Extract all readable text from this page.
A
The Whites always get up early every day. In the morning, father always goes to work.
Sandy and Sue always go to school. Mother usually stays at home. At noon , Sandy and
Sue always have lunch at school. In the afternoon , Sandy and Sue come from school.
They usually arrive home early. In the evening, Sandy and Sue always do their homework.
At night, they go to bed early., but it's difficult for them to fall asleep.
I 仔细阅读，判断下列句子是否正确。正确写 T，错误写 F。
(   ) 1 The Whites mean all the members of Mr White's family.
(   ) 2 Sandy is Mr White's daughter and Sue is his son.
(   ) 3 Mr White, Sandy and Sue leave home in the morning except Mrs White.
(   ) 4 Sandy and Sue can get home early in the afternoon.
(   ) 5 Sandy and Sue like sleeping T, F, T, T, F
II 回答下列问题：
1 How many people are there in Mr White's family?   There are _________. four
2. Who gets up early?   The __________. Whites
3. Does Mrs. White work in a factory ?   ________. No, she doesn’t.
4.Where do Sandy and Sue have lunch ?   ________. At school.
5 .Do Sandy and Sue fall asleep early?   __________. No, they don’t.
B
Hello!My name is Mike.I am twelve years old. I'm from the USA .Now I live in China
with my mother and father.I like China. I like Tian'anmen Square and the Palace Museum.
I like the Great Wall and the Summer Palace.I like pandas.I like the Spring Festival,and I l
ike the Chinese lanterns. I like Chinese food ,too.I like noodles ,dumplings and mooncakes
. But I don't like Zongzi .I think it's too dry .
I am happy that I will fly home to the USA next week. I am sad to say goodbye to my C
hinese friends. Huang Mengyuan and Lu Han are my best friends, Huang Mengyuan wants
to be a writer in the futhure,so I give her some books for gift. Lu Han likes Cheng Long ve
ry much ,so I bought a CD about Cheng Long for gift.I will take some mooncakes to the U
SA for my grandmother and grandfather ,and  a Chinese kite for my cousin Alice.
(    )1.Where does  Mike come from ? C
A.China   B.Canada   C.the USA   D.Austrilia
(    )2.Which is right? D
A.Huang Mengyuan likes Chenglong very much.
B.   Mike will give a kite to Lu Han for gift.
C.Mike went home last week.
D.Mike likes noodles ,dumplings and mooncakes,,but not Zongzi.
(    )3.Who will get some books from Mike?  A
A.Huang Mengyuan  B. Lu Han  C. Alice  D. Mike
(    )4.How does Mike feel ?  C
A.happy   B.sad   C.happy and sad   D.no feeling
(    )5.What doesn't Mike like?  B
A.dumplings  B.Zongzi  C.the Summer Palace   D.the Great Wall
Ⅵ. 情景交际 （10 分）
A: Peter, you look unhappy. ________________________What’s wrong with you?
──────
Give every line of the material again, exactly as it reads.

**Result:**
Extract all readable text from this page.
A
The Whites always get up early every day. In the morning, father always goes to work.
Sandy and Sue always go to school. Mother usually stays at home. At noon , Sandy and
Sue always have lunch at school. In the afternoon , Sandy and Sue come from school.
They usually arrive home early. In the evening, Sandy and Sue always do their homework.
At night, they go to bed early., but it's difficult for them to fall asleep.
I 仔细阅读，判断下列句子是否正确。正确写 T，错误写 F。
(   ) 1 The Whites mean all the members of Mr White's family.
(   ) 2 Sandy is Mr White's daughter and Sue is his son.
(   ) 3 Mr White, Sandy and Sue leave home in the morning except Mrs White.
(   ) 4 Sandy and Sue can get home early in the afternoon.
(   ) 5 Sandy and Sue like sleeping T, F, T, T, F
II 回答下列问题：
1 How many people are there in Mr White's family?   There are _________. four
2. Who gets up early?   The __________. Whites
3. Does Mrs. White work in a factory ?   ________. No, she doesn’t.
4.Where do Sandy and Sue have lunch ?   ________. At school.
5 .Do Sandy and Sue fall asleep early?   __________. No, they don’t.
B
Hello!My name is Mike.I am twelve years old. I'm from the USA .Now I live in China
with my mother and father.I like China. I like Tian'anmen Square and the Palace Museum.
I like the Great Wall and the Summer Palace.I like pandas.I like the Spring Festival,and I l
ike the Chinese lanterns. I like Chinese food ,too.I like noodles ,dumplings and mooncakes
. But I don't like Zongzi .I think it's too dry .
I am happy that I will fly home to the USA next week. I am sad to say goodbye to my C
hinese friends. Huang Mengyuan and Lu Han are my best friends, Huang Mengyuan wants
to be a writer in the futhure,so I give her some books for gift. Lu Han likes Cheng Long ve
ry much ,so I bought a CD about Cheng Long for gift.I will take some mooncakes to the U
SA for my grandmother and grandfather ,and  a Chinese kite for my cousin Alice.
(    )1.Where does  Mike come from ? C
A.China   B.Canada   C.the USA   D.Austrilia
(    )2.Which is right? D
A.Huang Mengyuan likes Chenglong very much.
B.   Mike will give a kite to Lu Han for gift.
C.Mike went home last week.
D.Mike likes noodles ,dumplings and mooncakes,,but not Zongzi.
(    )3.Who will get some books from Mike?  A
A.Huang Mengyuan  B. Lu Han  C. Alice  D. Mike
(    )4.How does Mike feel ?  C
A.happy   B.sad   C.happy and sad   D.no feeling
(    )5.What doesn't Mike like?  B
A.dumplings  B.Zongzi  C.the Summer Palace   D.the Great Wall
Ⅵ. 情景交际 （10 分）
A: Peter, you look unhappy. ________________________What’s wrong with you?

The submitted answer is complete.